**What is being asked**
Give back the full listing verbatim, apart from its images.
══════
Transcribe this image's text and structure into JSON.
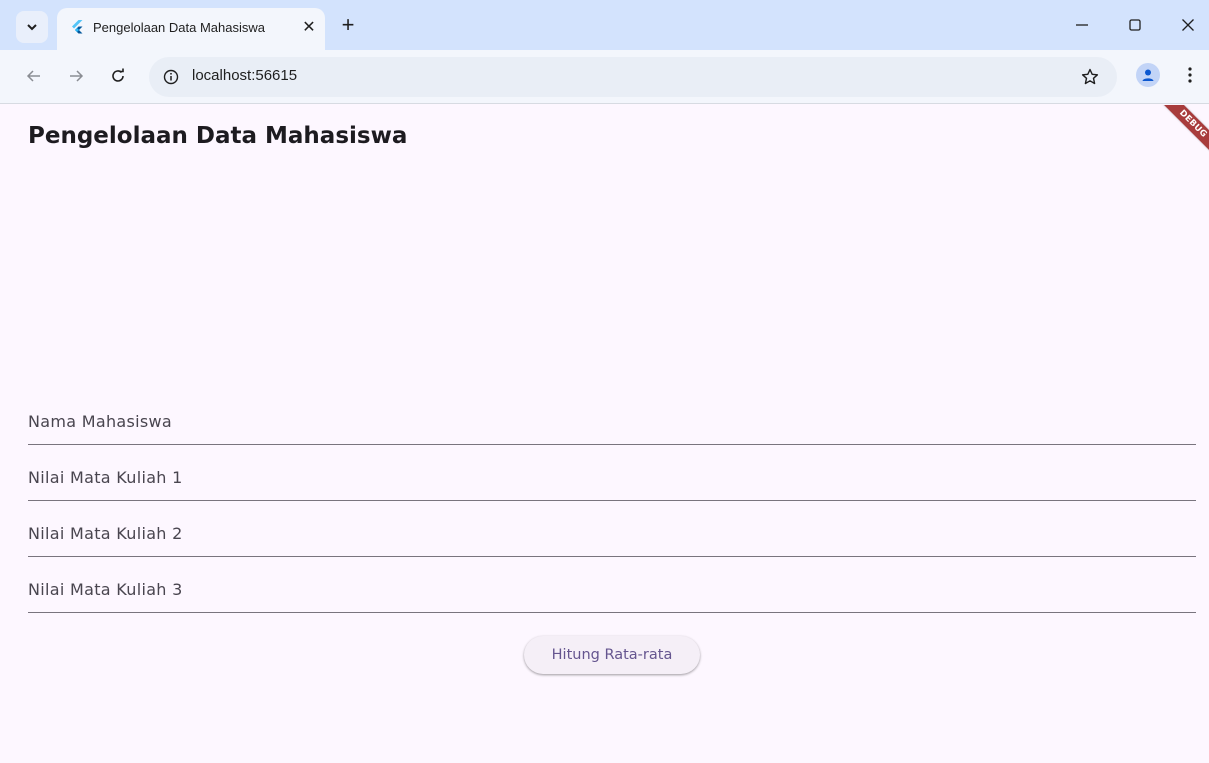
{
  "browser": {
    "tab": {
      "title": "Pengelolaan Data Mahasiswa",
      "close_glyph": "✕",
      "favicon": "flutter-icon"
    },
    "new_tab_glyph": "+",
    "url": "localhost:56615",
    "icons": {
      "tab_search": "chevron-down-icon",
      "back": "arrow-left-icon",
      "forward": "arrow-right-icon",
      "reload": "reload-icon",
      "site_info": "info-icon",
      "bookmark": "star-icon",
      "profile": "person-icon",
      "menu": "kebab-menu-icon",
      "minimize": "minimize-icon",
      "maximize": "maximize-icon",
      "close": "close-icon"
    }
  },
  "app": {
    "title": "Pengelolaan Data Mahasiswa",
    "fields": [
      {
        "label": "Nama Mahasiswa",
        "value": ""
      },
      {
        "label": "Nilai Mata Kuliah 1",
        "value": ""
      },
      {
        "label": "Nilai Mata Kuliah 2",
        "value": ""
      },
      {
        "label": "Nilai Mata Kuliah 3",
        "value": ""
      }
    ],
    "calculate_button": "Hitung Rata-rata",
    "debug_banner": "DEBUG"
  },
  "colors": {
    "tabstrip": "#d3e3fd",
    "toolbar": "#f3f6fc",
    "app_background": "#fdf7ff",
    "button_text": "#65558f",
    "debug_banner": "#a83c3c"
  }
}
══════
**Response for this exercise**
Transcribe this image's text and structure into JSON.
{
  "browser": {
    "tab": {
      "title": "Pengelolaan Data Mahasiswa",
      "close_glyph": "✕",
      "favicon": "flutter-icon"
    },
    "new_tab_glyph": "+",
    "url": "localhost:56615",
    "icons": {
      "tab_search": "chevron-down-icon",
      "back": "arrow-left-icon",
      "forward": "arrow-right-icon",
      "reload": "reload-icon",
      "site_info": "info-icon",
      "bookmark": "star-icon",
      "profile": "person-icon",
      "menu": "kebab-menu-icon",
      "minimize": "minimize-icon",
      "maximize": "maximize-icon",
      "close": "close-icon"
    }
  },
  "app": {
    "title": "Pengelolaan Data Mahasiswa",
    "fields": [
      {
        "label": "Nama Mahasiswa",
        "value": ""
      },
      {
        "label": "Nilai Mata Kuliah 1",
        "value": ""
      },
      {
        "label": "Nilai Mata Kuliah 2",
        "value": ""
      },
      {
        "label": "Nilai Mata Kuliah 3",
        "value": ""
      }
    ],
    "calculate_button": "Hitung Rata-rata",
    "debug_banner": "DEBUG"
  },
  "colors": {
    "tabstrip": "#d3e3fd",
    "toolbar": "#f3f6fc",
    "app_background": "#fdf7ff",
    "button_text": "#65558f",
    "debug_banner": "#a83c3c"
  }
}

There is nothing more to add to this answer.